_Aim of the task_
Scan the lines below for the string "will" and report how many lines contain it, giving only the number.

_Dataset content_
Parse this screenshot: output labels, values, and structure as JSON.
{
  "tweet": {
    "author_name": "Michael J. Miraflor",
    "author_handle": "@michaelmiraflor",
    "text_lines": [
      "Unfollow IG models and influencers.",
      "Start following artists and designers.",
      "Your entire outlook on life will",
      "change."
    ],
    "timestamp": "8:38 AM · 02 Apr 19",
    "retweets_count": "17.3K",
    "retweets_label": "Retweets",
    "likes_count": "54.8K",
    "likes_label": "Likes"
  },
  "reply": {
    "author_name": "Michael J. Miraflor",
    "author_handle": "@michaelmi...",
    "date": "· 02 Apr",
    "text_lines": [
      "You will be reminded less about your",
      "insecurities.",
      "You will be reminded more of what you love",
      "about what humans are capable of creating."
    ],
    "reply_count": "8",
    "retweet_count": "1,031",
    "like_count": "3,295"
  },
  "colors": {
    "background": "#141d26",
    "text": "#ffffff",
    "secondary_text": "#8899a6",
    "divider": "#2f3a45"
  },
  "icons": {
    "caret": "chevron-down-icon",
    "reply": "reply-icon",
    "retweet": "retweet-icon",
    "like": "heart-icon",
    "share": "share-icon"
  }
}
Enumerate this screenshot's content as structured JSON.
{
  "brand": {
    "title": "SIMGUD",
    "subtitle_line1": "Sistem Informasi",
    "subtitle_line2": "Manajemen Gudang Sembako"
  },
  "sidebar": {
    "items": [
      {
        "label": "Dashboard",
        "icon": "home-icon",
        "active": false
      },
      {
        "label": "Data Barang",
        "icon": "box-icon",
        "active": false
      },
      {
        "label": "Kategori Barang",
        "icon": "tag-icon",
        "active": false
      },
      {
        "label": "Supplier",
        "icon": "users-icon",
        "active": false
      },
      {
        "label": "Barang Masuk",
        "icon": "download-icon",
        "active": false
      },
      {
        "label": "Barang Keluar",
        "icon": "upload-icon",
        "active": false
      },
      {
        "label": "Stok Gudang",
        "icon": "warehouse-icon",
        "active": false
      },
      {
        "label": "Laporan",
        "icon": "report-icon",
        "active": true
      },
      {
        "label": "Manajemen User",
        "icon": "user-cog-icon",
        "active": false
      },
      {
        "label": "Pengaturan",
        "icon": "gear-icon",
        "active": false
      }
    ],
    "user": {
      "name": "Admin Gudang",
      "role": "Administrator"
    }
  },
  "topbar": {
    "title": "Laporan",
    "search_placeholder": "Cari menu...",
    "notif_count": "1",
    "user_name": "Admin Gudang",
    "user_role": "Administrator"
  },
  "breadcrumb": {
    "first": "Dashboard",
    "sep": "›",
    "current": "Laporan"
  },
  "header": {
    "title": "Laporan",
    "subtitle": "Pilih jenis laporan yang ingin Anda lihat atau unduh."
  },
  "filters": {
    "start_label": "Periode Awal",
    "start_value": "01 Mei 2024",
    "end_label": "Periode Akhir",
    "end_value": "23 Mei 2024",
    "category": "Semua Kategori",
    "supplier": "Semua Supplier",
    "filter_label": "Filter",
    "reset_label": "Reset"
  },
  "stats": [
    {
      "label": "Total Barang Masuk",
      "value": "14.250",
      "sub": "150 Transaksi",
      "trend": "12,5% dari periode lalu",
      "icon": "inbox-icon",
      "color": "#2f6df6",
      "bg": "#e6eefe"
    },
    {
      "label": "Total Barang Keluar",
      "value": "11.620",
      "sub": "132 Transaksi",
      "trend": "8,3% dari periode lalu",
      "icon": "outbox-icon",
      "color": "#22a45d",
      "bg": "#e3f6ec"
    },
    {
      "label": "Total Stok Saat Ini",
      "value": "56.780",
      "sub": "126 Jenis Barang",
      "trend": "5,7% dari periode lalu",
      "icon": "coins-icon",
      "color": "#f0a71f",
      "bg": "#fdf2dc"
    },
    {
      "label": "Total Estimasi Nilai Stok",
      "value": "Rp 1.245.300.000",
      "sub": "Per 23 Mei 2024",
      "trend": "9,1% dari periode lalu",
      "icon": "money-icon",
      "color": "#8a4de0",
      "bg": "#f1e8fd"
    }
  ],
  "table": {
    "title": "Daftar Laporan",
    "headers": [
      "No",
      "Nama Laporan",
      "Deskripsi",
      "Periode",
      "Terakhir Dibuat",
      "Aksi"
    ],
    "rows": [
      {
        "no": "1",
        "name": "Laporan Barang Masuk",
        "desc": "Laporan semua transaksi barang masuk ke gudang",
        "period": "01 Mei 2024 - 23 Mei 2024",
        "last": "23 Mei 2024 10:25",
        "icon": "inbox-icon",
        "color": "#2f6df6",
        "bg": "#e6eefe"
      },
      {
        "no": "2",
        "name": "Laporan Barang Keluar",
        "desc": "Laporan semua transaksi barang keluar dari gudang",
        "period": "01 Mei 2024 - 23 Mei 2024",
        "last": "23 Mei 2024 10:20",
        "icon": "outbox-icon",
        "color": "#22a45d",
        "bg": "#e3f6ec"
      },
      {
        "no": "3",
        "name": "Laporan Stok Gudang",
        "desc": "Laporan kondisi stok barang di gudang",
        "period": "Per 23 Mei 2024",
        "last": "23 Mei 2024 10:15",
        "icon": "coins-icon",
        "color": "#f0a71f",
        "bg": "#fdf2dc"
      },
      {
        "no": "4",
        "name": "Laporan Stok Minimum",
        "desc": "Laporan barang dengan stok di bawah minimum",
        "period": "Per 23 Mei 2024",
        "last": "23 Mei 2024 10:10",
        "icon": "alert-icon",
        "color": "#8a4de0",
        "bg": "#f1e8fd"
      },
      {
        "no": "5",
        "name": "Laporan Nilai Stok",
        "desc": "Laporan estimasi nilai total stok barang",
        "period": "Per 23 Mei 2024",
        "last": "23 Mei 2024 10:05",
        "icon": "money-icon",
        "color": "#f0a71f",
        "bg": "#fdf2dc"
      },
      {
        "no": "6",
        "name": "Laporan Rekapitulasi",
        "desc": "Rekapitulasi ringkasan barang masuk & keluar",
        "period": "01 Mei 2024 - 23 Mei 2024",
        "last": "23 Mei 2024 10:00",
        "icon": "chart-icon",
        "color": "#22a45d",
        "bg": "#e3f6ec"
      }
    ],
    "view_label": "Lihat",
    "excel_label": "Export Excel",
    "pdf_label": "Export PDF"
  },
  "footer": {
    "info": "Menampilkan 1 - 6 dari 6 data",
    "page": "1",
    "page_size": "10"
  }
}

_Written solution_
3